##### Data for processing #####

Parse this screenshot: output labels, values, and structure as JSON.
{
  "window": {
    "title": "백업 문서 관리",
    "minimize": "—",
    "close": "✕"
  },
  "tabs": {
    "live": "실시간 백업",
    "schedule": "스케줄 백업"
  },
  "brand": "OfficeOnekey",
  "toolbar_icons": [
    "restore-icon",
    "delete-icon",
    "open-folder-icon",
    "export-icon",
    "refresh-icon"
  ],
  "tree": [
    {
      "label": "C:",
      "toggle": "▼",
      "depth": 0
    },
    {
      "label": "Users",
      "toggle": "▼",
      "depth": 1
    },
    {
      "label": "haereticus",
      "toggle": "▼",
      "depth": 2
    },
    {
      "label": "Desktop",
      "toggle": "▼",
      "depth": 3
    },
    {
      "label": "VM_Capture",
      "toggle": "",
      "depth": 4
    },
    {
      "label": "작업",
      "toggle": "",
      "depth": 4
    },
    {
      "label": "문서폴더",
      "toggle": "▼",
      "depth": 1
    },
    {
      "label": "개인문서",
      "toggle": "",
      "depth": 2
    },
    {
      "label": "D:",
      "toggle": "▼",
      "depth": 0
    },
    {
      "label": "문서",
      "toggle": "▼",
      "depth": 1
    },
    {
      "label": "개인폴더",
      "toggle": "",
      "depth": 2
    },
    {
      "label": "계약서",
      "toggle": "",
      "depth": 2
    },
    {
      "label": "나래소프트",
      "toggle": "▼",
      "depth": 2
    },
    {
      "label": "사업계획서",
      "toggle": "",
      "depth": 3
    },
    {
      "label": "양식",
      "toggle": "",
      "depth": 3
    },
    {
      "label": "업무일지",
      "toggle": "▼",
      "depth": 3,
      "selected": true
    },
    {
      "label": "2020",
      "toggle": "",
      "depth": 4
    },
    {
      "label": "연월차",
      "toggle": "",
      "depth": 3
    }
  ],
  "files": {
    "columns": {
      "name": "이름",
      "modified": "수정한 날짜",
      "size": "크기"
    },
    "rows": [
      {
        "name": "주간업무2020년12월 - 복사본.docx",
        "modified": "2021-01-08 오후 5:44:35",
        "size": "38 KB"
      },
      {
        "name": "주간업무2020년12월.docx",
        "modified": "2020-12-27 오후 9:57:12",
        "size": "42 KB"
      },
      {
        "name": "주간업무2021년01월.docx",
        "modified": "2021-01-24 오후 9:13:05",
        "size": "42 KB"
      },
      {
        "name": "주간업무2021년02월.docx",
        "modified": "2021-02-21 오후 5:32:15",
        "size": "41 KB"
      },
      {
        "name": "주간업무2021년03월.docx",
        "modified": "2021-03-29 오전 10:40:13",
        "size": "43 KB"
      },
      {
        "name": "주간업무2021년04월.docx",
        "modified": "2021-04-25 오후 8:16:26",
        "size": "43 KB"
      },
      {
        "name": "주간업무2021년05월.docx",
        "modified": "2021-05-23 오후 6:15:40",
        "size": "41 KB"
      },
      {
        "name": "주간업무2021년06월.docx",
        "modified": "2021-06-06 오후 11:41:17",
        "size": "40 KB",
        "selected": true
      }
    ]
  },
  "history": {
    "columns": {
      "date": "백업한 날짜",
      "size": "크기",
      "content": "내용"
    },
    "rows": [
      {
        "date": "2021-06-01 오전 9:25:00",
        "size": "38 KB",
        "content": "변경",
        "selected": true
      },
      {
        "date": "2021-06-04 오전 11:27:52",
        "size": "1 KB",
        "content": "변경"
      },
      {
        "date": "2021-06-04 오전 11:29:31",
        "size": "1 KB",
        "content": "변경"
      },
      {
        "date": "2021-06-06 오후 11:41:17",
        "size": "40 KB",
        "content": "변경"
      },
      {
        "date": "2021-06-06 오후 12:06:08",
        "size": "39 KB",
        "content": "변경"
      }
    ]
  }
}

#####

→ Goal of the exercise
Return each line of the data that contains the string "date".

→ Solution to this exercise
      "date": "백업한 날짜",
        "date": "2021-06-01 오전 9:25:00",
        "date": "2021-06-04 오전 11:27:52",
        "date": "2021-06-04 오전 11:29:31",
        "date": "2021-06-06 오후 11:41:17",
        "date": "2021-06-06 오후 12:06:08",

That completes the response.